▶ [Aim of the exercise]:
Where a line holds the word "skaliert", copy that line.

· · ·

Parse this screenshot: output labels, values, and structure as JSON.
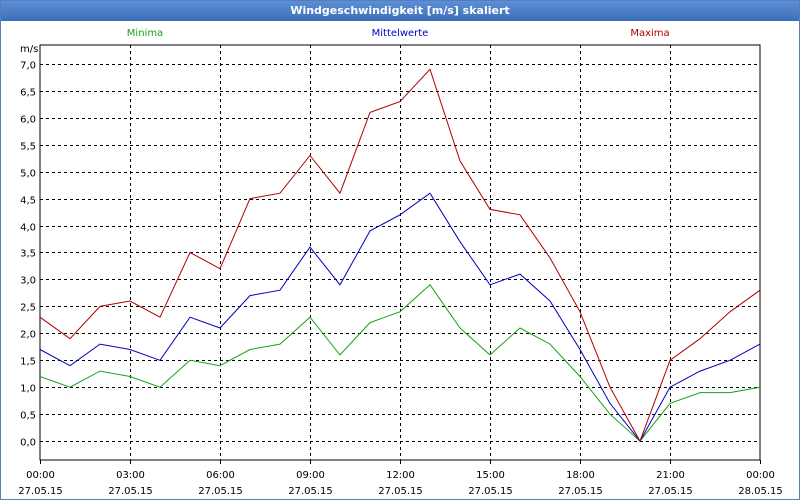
{
  "window": {
    "title": "Windgeschwindigkeit [m/s] skaliert"
  },
  "colors": {
    "minima": "#1aa01a",
    "mittelwerte": "#0000c0",
    "maxima": "#b00000",
    "grid": "#000000",
    "titlebar": "#3d6fb8"
  },
  "chart_data": {
    "type": "line",
    "title": "Windgeschwindigkeit [m/s] skaliert",
    "ylabel": "m/s",
    "ylim": [
      -0.35,
      7.35
    ],
    "yticks": [
      "0,0",
      "0,5",
      "1,0",
      "1,5",
      "2,0",
      "2,5",
      "3,0",
      "3,5",
      "4,0",
      "4,5",
      "5,0",
      "5,5",
      "6,0",
      "6,5",
      "7,0"
    ],
    "xticks": [
      {
        "time": "00:00",
        "date": "27.05.15"
      },
      {
        "time": "03:00",
        "date": "27.05.15"
      },
      {
        "time": "06:00",
        "date": "27.05.15"
      },
      {
        "time": "09:00",
        "date": "27.05.15"
      },
      {
        "time": "12:00",
        "date": "27.05.15"
      },
      {
        "time": "15:00",
        "date": "27.05.15"
      },
      {
        "time": "18:00",
        "date": "27.05.15"
      },
      {
        "time": "21:00",
        "date": "27.05.15"
      },
      {
        "time": "00:00",
        "date": "28.05.15"
      }
    ],
    "x_hours": [
      0,
      1,
      2,
      3,
      4,
      5,
      6,
      7,
      8,
      9,
      10,
      11,
      12,
      13,
      14,
      15,
      16,
      17,
      18,
      19,
      20,
      21,
      22,
      23,
      24
    ],
    "legend": [
      "Minima",
      "Mittelwerte",
      "Maxima"
    ],
    "grid": true,
    "series": [
      {
        "name": "Minima",
        "values": [
          1.2,
          1.0,
          1.3,
          1.2,
          1.0,
          1.5,
          1.4,
          1.7,
          1.8,
          2.3,
          1.6,
          2.2,
          2.4,
          2.9,
          2.1,
          1.6,
          2.1,
          1.8,
          1.2,
          0.5,
          0.0,
          0.7,
          0.9,
          0.9,
          1.0
        ]
      },
      {
        "name": "Mittelwerte",
        "values": [
          1.7,
          1.4,
          1.8,
          1.7,
          1.5,
          2.3,
          2.1,
          2.7,
          2.8,
          3.6,
          2.9,
          3.9,
          4.2,
          4.6,
          3.7,
          2.9,
          3.1,
          2.6,
          1.7,
          0.7,
          0.0,
          1.0,
          1.3,
          1.5,
          1.8
        ]
      },
      {
        "name": "Maxima",
        "values": [
          2.3,
          1.9,
          2.5,
          2.6,
          2.3,
          3.5,
          3.2,
          4.5,
          4.6,
          5.3,
          4.6,
          6.1,
          6.3,
          6.9,
          5.2,
          4.3,
          4.2,
          3.4,
          2.4,
          1.0,
          0.0,
          1.5,
          1.9,
          2.4,
          2.8
        ]
      }
    ]
  }
}
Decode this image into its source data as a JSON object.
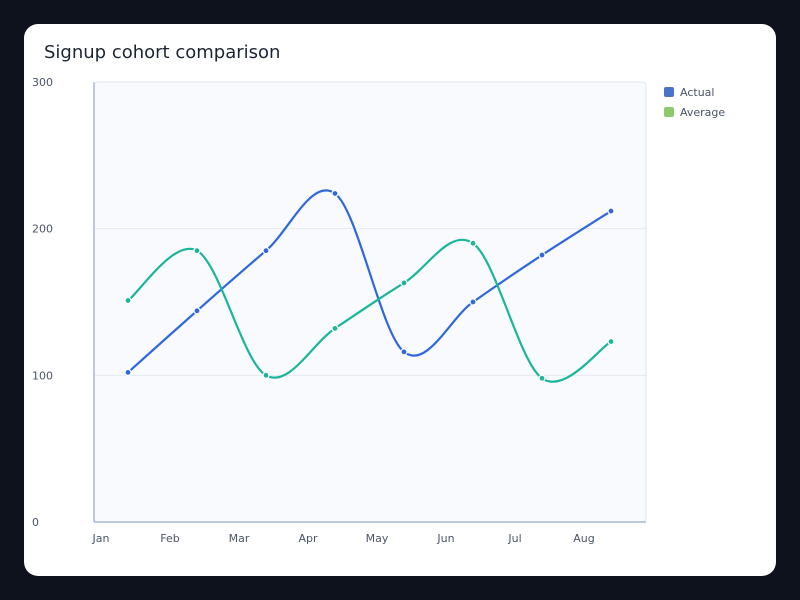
{
  "chart_data": {
    "type": "line",
    "title": "Signup cohort comparison",
    "categories": [
      "Jan",
      "Feb",
      "Mar",
      "Apr",
      "May",
      "Jun",
      "Jul",
      "Aug"
    ],
    "ylim": [
      0,
      300
    ],
    "yticks": [
      0,
      100,
      200,
      300
    ],
    "grid": true,
    "legend_position": "top-right",
    "smooth": true,
    "series": [
      {
        "name": "Actual",
        "color": "#2f67dd",
        "legend_color": "#4a72c9",
        "values": [
          102,
          144,
          185,
          224,
          116,
          150,
          182,
          212
        ]
      },
      {
        "name": "Average",
        "color": "#1db59a",
        "legend_color": "#8dc96f",
        "values": [
          151,
          185,
          100,
          132,
          163,
          190,
          98,
          123
        ]
      }
    ]
  }
}
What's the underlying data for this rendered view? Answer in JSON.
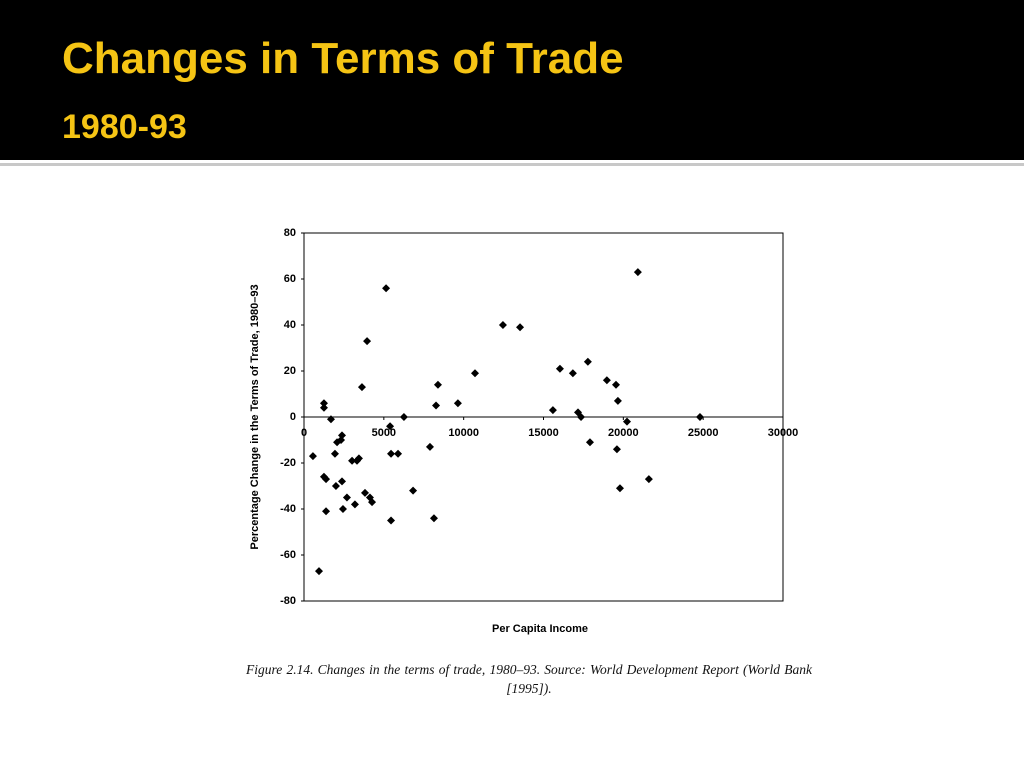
{
  "header": {
    "title": "Changes in Terms of Trade",
    "subtitle": "1980-93"
  },
  "chart_data": {
    "type": "scatter",
    "xlabel": "Per Capita Income",
    "ylabel": "Percentage Change in the Terms of Trade, 1980–93",
    "caption": "Figure 2.14. Changes in the terms of trade, 1980–93. Source: World Development Report (World Bank [1995]).",
    "color": "#000000",
    "xlim": [
      0,
      30000
    ],
    "ylim": [
      -80,
      80
    ],
    "xticks": [
      0,
      5000,
      10000,
      15000,
      20000,
      25000,
      30000
    ],
    "yticks": [
      80,
      60,
      40,
      20,
      0,
      -20,
      -40,
      -60,
      -80
    ],
    "x": [
      560,
      940,
      1250,
      1250,
      1250,
      1380,
      1380,
      1690,
      1940,
      2000,
      2070,
      2320,
      2380,
      2380,
      2440,
      2690,
      3010,
      3190,
      3320,
      3440,
      3630,
      3820,
      3950,
      4130,
      4260,
      5140,
      5390,
      5450,
      5450,
      5890,
      6260,
      6830,
      7890,
      8140,
      8270,
      8390,
      9640,
      10710,
      12460,
      13530,
      15590,
      16030,
      16840,
      17160,
      17350,
      17780,
      17910,
      18970,
      19540,
      19600,
      19660,
      19790,
      20230,
      20910,
      21600,
      24800
    ],
    "values": [
      -17,
      -67,
      6,
      4,
      -26,
      -27,
      -41,
      -1,
      -16,
      -30,
      -11,
      -10,
      -8,
      -28,
      -40,
      -35,
      -19,
      -38,
      -19,
      -18,
      13,
      -33,
      33,
      -35,
      -37,
      56,
      -4,
      -16,
      -45,
      -16,
      0,
      -32,
      -13,
      -44,
      5,
      14,
      6,
      19,
      40,
      39,
      3,
      21,
      19,
      2,
      0,
      24,
      -11,
      16,
      14,
      -14,
      7,
      -31,
      -2,
      63,
      -27,
      0
    ]
  }
}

· · ·

▶ [Result of the exercise]:
    "title": "Windgeschwindigkeit [m/s] skaliert"
    "title": "Windgeschwindigkeit [m/s] skaliert",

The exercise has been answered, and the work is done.